Please copy every one of the rows below word for word.

-- Begin Material shown --

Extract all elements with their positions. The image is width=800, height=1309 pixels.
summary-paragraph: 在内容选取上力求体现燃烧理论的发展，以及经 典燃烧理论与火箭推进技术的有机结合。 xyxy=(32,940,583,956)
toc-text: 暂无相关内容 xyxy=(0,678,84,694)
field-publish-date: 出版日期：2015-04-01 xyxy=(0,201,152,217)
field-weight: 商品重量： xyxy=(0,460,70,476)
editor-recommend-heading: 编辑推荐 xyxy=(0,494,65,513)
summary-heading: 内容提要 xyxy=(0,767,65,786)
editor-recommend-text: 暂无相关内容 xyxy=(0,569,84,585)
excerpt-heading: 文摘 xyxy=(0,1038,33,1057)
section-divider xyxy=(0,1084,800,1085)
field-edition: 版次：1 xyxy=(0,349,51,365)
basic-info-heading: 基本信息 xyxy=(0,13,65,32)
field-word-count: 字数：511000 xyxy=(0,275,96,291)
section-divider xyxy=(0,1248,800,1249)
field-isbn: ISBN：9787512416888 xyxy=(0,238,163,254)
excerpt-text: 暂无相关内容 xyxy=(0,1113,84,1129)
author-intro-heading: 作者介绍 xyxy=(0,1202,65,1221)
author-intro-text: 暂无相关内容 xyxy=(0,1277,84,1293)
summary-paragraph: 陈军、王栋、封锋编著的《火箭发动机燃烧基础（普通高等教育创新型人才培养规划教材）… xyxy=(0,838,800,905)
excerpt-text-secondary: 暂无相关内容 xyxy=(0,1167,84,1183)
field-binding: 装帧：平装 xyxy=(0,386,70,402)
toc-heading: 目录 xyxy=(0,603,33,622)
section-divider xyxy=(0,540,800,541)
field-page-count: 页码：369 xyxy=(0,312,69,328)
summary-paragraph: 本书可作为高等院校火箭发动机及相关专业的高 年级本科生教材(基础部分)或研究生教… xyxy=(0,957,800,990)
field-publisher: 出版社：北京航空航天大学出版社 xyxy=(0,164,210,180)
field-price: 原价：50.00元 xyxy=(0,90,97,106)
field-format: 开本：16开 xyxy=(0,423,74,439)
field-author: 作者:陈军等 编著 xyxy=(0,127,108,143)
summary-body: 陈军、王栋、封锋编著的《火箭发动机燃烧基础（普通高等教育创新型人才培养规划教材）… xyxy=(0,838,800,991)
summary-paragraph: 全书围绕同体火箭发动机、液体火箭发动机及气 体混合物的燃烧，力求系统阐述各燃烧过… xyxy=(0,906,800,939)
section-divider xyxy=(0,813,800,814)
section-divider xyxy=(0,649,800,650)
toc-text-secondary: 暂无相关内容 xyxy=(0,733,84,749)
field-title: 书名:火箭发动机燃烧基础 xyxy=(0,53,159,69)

-- End Material shown --

### Written solution
Extract all elements with their positions. The image is width=800, height=1309 pixels.
summary-paragraph: 在内容选取上力求体现燃烧理论的发展，以及经 典燃烧理论与火箭推进技术的有机结合。 xyxy=(32,940,583,956)
toc-text: 暂无相关内容 xyxy=(0,678,84,694)
field-publish-date: 出版日期：2015-04-01 xyxy=(0,201,152,217)
field-weight: 商品重量： xyxy=(0,460,70,476)
editor-recommend-heading: 编辑推荐 xyxy=(0,494,65,513)
summary-heading: 内容提要 xyxy=(0,767,65,786)
editor-recommend-text: 暂无相关内容 xyxy=(0,569,84,585)
excerpt-heading: 文摘 xyxy=(0,1038,33,1057)
section-divider xyxy=(0,1084,800,1085)
field-edition: 版次：1 xyxy=(0,349,51,365)
basic-info-heading: 基本信息 xyxy=(0,13,65,32)
field-word-count: 字数：511000 xyxy=(0,275,96,291)
section-divider xyxy=(0,1248,800,1249)
field-isbn: ISBN：9787512416888 xyxy=(0,238,163,254)
excerpt-text: 暂无相关内容 xyxy=(0,1113,84,1129)
author-intro-heading: 作者介绍 xyxy=(0,1202,65,1221)
author-intro-text: 暂无相关内容 xyxy=(0,1277,84,1293)
summary-paragraph: 陈军、王栋、封锋编著的《火箭发动机燃烧基础（普通高等教育创新型人才培养规划教材）… xyxy=(0,838,800,905)
excerpt-text-secondary: 暂无相关内容 xyxy=(0,1167,84,1183)
field-binding: 装帧：平装 xyxy=(0,386,70,402)
toc-heading: 目录 xyxy=(0,603,33,622)
section-divider xyxy=(0,540,800,541)
field-page-count: 页码：369 xyxy=(0,312,69,328)
summary-paragraph: 本书可作为高等院校火箭发动机及相关专业的高 年级本科生教材(基础部分)或研究生教… xyxy=(0,957,800,990)
field-publisher: 出版社：北京航空航天大学出版社 xyxy=(0,164,210,180)
field-price: 原价：50.00元 xyxy=(0,90,97,106)
field-format: 开本：16开 xyxy=(0,423,74,439)
field-author: 作者:陈军等 编著 xyxy=(0,127,108,143)
summary-body: 陈军、王栋、封锋编著的《火箭发动机燃烧基础（普通高等教育创新型人才培养规划教材）… xyxy=(0,838,800,991)
summary-paragraph: 全书围绕同体火箭发动机、液体火箭发动机及气 体混合物的燃烧，力求系统阐述各燃烧过… xyxy=(0,906,800,939)
section-divider xyxy=(0,813,800,814)
section-divider xyxy=(0,649,800,650)
toc-text-secondary: 暂无相关内容 xyxy=(0,733,84,749)
field-title: 书名:火箭发动机燃烧基础 xyxy=(0,53,159,69)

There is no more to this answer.